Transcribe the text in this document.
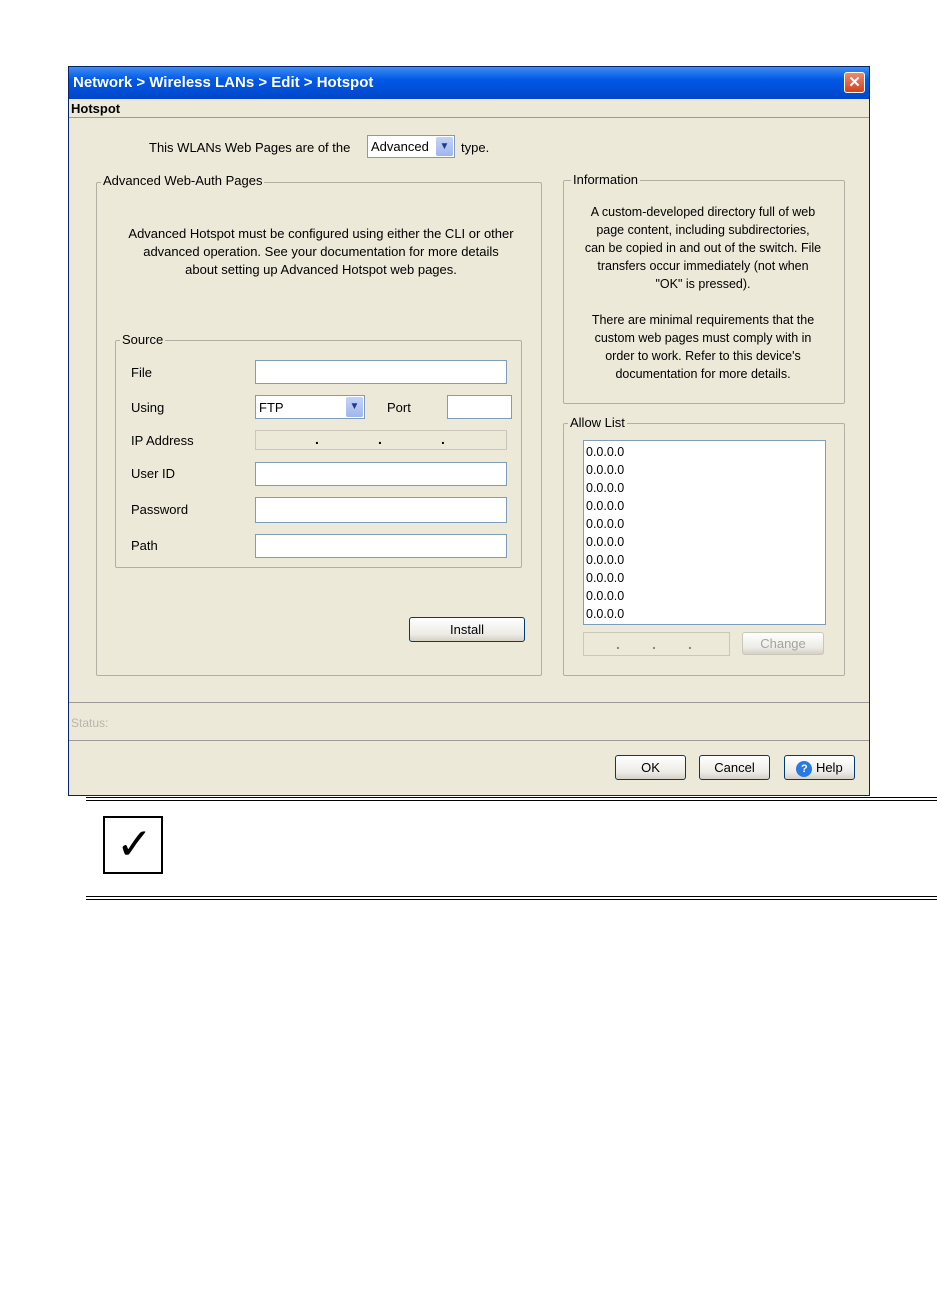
Network > Wireless LANs > Edit > Hotspot	✕
Hotspot
This WLANs Web Pages are of the Advanced	▼ type.
Advanced Web-Auth Pages
Advanced Hotspot must be configured using either the CLI or other
advanced operation. See your documentation for more details
about setting up Advanced Hotspot web pages.
Source
File
Using	FTP	▼ Port
IP Address	.	.	.
User ID
Password
Path
Install
Information
A custom-developed directory full of web
page content, including subdirectories,
can be copied in and out of the switch. File
transfers occur immediately (not when
"OK" is pressed).
There are minimal requirements that the
custom web pages must comply with in
order to work. Refer to this device's
documentation for more details.
Allow List
0.0.0.0
0.0.0.0
0.0.0.0
0.0.0.0
0.0.0.0
0.0.0.0
0.0.0.0
0.0.0.0
0.0.0.0
0.0.0.0
. . .	Change
Status:
OK	Cancel	? Help
✓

> [Given exercise]: Reproduce the material in its entirety and word for word, without the pictures.

> [Answer for this exercise]:
Transcribe the text in this document.
Network > Wireless LANs > Edit > Hotspot	✕
Hotspot
This WLANs Web Pages are of the Advanced	▼ type.
Advanced Web-Auth Pages
Advanced Hotspot must be configured using either the CLI or other
advanced operation. See your documentation for more details
about setting up Advanced Hotspot web pages.
Source
File
Using	FTP	▼ Port
IP Address	.	.	.
User ID
Password
Path
Install
Information
A custom-developed directory full of web
page content, including subdirectories,
can be copied in and out of the switch. File
transfers occur immediately (not when
"OK" is pressed).
There are minimal requirements that the
custom web pages must comply with in
order to work. Refer to this device's
documentation for more details.
Allow List
0.0.0.0
0.0.0.0
0.0.0.0
0.0.0.0
0.0.0.0
0.0.0.0
0.0.0.0
0.0.0.0
0.0.0.0
0.0.0.0
. . .	Change
Status:
OK	Cancel	? Help
✓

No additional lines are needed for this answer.